● **RECORDS PROVIDED**:
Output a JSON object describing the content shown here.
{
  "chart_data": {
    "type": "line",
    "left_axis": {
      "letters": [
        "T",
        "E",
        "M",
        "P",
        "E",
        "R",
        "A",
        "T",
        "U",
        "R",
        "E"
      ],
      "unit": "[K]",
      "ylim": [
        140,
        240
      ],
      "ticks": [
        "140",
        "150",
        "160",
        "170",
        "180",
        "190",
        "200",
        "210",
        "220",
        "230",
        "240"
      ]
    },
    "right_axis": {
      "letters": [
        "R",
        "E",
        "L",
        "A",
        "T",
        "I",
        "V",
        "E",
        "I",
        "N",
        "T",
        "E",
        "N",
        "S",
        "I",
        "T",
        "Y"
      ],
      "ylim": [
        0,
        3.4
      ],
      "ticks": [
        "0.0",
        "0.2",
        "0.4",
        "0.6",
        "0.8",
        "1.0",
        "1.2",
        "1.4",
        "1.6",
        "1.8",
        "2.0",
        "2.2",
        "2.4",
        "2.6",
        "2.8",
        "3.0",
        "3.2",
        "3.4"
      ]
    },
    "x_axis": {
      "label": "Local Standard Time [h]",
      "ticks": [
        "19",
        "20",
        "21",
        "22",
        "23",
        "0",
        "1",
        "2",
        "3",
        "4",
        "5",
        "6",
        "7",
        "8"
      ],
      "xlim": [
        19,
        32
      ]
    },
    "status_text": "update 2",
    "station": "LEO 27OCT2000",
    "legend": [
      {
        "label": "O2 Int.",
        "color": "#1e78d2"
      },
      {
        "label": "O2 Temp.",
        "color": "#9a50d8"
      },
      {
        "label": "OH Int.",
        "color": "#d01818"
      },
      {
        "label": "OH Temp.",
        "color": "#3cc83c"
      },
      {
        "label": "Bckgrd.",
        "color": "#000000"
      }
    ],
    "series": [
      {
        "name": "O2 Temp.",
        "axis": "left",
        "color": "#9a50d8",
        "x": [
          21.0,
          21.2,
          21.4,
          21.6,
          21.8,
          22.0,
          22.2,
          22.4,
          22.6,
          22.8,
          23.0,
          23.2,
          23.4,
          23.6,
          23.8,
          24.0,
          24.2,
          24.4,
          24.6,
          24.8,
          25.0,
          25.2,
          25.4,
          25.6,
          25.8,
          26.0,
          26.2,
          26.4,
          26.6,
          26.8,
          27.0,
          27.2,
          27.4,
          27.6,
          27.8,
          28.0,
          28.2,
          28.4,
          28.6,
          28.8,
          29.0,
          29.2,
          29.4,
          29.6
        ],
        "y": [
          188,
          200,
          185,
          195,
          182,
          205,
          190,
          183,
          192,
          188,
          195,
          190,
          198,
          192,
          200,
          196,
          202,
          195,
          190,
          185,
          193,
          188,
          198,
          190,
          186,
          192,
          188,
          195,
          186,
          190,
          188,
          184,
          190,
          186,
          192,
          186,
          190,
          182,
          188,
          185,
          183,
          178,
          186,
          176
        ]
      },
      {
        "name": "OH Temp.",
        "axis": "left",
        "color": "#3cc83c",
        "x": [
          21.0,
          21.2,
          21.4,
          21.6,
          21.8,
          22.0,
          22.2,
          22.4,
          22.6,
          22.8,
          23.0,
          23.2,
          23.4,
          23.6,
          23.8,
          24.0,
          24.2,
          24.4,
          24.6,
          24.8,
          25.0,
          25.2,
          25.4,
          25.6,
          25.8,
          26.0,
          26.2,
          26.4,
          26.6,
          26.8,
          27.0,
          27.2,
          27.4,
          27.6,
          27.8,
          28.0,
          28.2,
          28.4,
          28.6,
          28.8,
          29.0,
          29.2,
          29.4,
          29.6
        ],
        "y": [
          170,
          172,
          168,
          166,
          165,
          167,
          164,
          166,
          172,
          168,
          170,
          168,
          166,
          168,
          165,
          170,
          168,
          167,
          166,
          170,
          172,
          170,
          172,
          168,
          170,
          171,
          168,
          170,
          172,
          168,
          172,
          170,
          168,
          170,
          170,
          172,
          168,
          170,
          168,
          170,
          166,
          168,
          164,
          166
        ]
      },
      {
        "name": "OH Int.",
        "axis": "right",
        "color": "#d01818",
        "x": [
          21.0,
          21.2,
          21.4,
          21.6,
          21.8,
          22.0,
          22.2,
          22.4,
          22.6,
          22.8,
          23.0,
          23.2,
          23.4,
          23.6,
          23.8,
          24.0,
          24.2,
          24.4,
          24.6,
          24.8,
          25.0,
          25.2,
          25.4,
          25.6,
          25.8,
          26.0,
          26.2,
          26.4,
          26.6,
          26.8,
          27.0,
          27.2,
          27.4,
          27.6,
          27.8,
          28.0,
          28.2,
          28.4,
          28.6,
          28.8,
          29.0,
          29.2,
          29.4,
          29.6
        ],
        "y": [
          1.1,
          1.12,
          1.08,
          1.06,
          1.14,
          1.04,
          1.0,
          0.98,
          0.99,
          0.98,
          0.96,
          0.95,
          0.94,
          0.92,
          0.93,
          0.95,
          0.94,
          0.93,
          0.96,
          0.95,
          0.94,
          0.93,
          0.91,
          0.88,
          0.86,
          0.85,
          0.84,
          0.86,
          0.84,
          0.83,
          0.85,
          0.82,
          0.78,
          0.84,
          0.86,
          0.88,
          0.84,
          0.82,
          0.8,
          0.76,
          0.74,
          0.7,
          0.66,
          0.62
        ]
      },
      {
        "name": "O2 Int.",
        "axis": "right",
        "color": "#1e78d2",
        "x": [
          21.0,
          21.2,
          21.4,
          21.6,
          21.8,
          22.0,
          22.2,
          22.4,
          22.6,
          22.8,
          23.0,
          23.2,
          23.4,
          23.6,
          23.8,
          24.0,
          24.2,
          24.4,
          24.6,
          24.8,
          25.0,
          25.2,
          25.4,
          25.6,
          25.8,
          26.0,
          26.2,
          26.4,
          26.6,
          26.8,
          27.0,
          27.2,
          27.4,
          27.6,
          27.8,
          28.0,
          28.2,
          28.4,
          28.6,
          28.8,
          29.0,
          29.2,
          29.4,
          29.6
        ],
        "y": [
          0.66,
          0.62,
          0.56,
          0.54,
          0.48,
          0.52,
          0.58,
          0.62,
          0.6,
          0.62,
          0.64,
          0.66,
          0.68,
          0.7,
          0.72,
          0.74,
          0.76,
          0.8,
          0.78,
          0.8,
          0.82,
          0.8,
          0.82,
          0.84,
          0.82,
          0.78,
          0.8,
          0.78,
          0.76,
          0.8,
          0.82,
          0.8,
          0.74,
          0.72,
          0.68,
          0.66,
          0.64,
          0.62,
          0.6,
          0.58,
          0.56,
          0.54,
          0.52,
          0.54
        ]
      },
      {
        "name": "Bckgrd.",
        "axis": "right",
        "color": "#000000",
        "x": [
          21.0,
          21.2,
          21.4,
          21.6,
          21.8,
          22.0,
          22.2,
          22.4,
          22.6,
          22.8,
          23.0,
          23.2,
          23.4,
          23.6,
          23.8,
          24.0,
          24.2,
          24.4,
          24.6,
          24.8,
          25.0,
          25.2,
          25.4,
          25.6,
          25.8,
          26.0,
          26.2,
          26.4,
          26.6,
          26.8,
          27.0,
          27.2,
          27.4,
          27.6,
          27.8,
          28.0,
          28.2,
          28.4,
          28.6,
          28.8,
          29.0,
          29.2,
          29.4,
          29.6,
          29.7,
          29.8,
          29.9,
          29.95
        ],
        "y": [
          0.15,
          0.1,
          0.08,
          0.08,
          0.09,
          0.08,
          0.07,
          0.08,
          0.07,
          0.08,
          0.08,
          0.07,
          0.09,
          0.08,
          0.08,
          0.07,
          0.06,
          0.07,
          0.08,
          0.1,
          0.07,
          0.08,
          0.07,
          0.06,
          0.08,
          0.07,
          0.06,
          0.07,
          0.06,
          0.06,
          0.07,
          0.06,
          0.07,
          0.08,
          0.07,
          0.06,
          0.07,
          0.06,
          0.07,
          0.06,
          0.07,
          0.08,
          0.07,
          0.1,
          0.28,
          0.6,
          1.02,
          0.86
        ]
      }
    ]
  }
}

● **DIRECTIONS**: From the data, list each line in which the string "Temp" appears.

● **FINAL RESULT**:
        "label": "O2 Temp.",
        "label": "OH Temp.",
        "name": "O2 Temp.",
        "name": "OH Temp.",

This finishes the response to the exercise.